▶ [Exercise data]:

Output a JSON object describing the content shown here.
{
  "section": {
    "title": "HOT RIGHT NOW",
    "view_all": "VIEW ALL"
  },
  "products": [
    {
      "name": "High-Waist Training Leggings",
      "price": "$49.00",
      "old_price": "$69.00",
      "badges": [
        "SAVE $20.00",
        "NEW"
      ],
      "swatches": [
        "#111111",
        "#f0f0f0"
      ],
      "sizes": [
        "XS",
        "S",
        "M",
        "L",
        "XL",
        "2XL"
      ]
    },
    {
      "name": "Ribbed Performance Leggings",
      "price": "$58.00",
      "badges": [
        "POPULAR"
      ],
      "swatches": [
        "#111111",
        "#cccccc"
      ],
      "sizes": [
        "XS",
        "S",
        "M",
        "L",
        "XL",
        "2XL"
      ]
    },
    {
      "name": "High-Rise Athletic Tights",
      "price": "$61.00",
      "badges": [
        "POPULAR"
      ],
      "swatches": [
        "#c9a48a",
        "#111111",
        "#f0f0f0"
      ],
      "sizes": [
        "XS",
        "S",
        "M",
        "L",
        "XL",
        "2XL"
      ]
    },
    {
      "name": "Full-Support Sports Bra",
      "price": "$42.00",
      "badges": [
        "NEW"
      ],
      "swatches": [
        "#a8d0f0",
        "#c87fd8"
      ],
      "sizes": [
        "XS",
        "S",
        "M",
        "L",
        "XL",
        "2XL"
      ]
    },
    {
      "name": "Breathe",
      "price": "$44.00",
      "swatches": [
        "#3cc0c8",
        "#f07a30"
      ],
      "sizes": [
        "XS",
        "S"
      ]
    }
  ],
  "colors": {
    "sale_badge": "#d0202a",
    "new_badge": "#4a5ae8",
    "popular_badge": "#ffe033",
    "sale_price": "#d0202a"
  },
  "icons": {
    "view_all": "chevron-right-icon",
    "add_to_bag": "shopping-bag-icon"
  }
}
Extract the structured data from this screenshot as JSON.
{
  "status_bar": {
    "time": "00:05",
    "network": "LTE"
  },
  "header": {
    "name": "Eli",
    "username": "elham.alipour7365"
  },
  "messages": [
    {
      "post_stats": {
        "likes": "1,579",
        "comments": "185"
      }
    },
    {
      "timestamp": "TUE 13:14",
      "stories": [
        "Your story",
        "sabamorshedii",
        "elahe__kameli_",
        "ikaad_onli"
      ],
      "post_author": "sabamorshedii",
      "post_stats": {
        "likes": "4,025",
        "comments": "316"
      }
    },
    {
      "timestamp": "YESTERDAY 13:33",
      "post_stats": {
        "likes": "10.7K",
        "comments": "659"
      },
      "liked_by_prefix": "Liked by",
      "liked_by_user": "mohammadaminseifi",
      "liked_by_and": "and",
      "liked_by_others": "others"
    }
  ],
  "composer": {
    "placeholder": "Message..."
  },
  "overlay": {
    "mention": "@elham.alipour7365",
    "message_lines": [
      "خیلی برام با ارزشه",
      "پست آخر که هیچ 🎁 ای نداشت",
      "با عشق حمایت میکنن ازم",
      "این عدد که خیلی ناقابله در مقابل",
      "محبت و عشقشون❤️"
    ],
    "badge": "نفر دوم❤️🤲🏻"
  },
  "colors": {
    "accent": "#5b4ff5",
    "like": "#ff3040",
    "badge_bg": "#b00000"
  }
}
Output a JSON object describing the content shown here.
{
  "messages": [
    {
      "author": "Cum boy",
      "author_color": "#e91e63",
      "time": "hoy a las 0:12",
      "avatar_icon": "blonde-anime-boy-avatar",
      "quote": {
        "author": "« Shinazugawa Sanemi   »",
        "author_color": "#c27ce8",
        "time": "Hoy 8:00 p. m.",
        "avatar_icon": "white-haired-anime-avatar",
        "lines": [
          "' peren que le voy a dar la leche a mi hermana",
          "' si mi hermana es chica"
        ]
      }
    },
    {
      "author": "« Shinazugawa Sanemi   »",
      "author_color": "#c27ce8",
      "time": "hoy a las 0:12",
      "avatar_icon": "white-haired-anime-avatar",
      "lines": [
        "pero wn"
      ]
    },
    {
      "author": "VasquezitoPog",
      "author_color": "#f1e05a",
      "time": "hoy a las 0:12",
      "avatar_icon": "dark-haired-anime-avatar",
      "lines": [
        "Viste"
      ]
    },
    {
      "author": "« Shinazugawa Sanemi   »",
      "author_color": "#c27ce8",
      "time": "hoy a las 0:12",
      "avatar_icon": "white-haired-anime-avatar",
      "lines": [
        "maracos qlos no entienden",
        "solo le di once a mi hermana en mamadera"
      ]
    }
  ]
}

▶ [To do]: Print back all the lines verbatim.

▶ [Reply to the task]:
Output a JSON object describing the content shown here.
{
  "section": {
    "title": "HOT RIGHT NOW",
    "view_all": "VIEW ALL"
  },
  "products": [
    {
      "name": "High-Waist Training Leggings",
      "price": "$49.00",
      "old_price": "$69.00",
      "badges": [
        "SAVE $20.00",
        "NEW"
      ],
      "swatches": [
        "#111111",
        "#f0f0f0"
      ],
      "sizes": [
        "XS",
        "S",
        "M",
        "L",
        "XL",
        "2XL"
      ]
    },
    {
      "name": "Ribbed Performance Leggings",
      "price": "$58.00",
      "badges": [
        "POPULAR"
      ],
      "swatches": [
        "#111111",
        "#cccccc"
      ],
      "sizes": [
        "XS",
        "S",
        "M",
        "L",
        "XL",
        "2XL"
      ]
    },
    {
      "name": "High-Rise Athletic Tights",
      "price": "$61.00",
      "badges": [
        "POPULAR"
      ],
      "swatches": [
        "#c9a48a",
        "#111111",
        "#f0f0f0"
      ],
      "sizes": [
        "XS",
        "S",
        "M",
        "L",
        "XL",
        "2XL"
      ]
    },
    {
      "name": "Full-Support Sports Bra",
      "price": "$42.00",
      "badges": [
        "NEW"
      ],
      "swatches": [
        "#a8d0f0",
        "#c87fd8"
      ],
      "sizes": [
        "XS",
        "S",
        "M",
        "L",
        "XL",
        "2XL"
      ]
    },
    {
      "name": "Breathe",
      "price": "$44.00",
      "swatches": [
        "#3cc0c8",
        "#f07a30"
      ],
      "sizes": [
        "XS",
        "S"
      ]
    }
  ],
  "colors": {
    "sale_badge": "#d0202a",
    "new_badge": "#4a5ae8",
    "popular_badge": "#ffe033",
    "sale_price": "#d0202a"
  },
  "icons": {
    "view_all": "chevron-right-icon",
    "add_to_bag": "shopping-bag-icon"
  }
}
Extract the structured data from this screenshot as JSON.
{
  "status_bar": {
    "time": "00:05",
    "network": "LTE"
  },
  "header": {
    "name": "Eli",
    "username": "elham.alipour7365"
  },
  "messages": [
    {
      "post_stats": {
        "likes": "1,579",
        "comments": "185"
      }
    },
    {
      "timestamp": "TUE 13:14",
      "stories": [
        "Your story",
        "sabamorshedii",
        "elahe__kameli_",
        "ikaad_onli"
      ],
      "post_author": "sabamorshedii",
      "post_stats": {
        "likes": "4,025",
        "comments": "316"
      }
    },
    {
      "timestamp": "YESTERDAY 13:33",
      "post_stats": {
        "likes": "10.7K",
        "comments": "659"
      },
      "liked_by_prefix": "Liked by",
      "liked_by_user": "mohammadaminseifi",
      "liked_by_and": "and",
      "liked_by_others": "others"
    }
  ],
  "composer": {
    "placeholder": "Message..."
  },
  "overlay": {
    "mention": "@elham.alipour7365",
    "message_lines": [
      "خیلی برام با ارزشه",
      "پست آخر که هیچ 🎁 ای نداشت",
      "با عشق حمایت میکنن ازم",
      "این عدد که خیلی ناقابله در مقابل",
      "محبت و عشقشون❤️"
    ],
    "badge": "نفر دوم❤️🤲🏻"
  },
  "colors": {
    "accent": "#5b4ff5",
    "like": "#ff3040",
    "badge_bg": "#b00000"
  }
}
Output a JSON object describing the content shown here.
{
  "messages": [
    {
      "author": "Cum boy",
      "author_color": "#e91e63",
      "time": "hoy a las 0:12",
      "avatar_icon": "blonde-anime-boy-avatar",
      "quote": {
        "author": "« Shinazugawa Sanemi   »",
        "author_color": "#c27ce8",
        "time": "Hoy 8:00 p. m.",
        "avatar_icon": "white-haired-anime-avatar",
        "lines": [
          "' peren que le voy a dar la leche a mi hermana",
          "' si mi hermana es chica"
        ]
      }
    },
    {
      "author": "« Shinazugawa Sanemi   »",
      "author_color": "#c27ce8",
      "time": "hoy a las 0:12",
      "avatar_icon": "white-haired-anime-avatar",
      "lines": [
        "pero wn"
      ]
    },
    {
      "author": "VasquezitoPog",
      "author_color": "#f1e05a",
      "time": "hoy a las 0:12",
      "avatar_icon": "dark-haired-anime-avatar",
      "lines": [
        "Viste"
      ]
    },
    {
      "author": "« Shinazugawa Sanemi   »",
      "author_color": "#c27ce8",
      "time": "hoy a las 0:12",
      "avatar_icon": "white-haired-anime-avatar",
      "lines": [
        "maracos qlos no entienden",
        "solo le di once a mi hermana en mamadera"
      ]
    }
  ]
}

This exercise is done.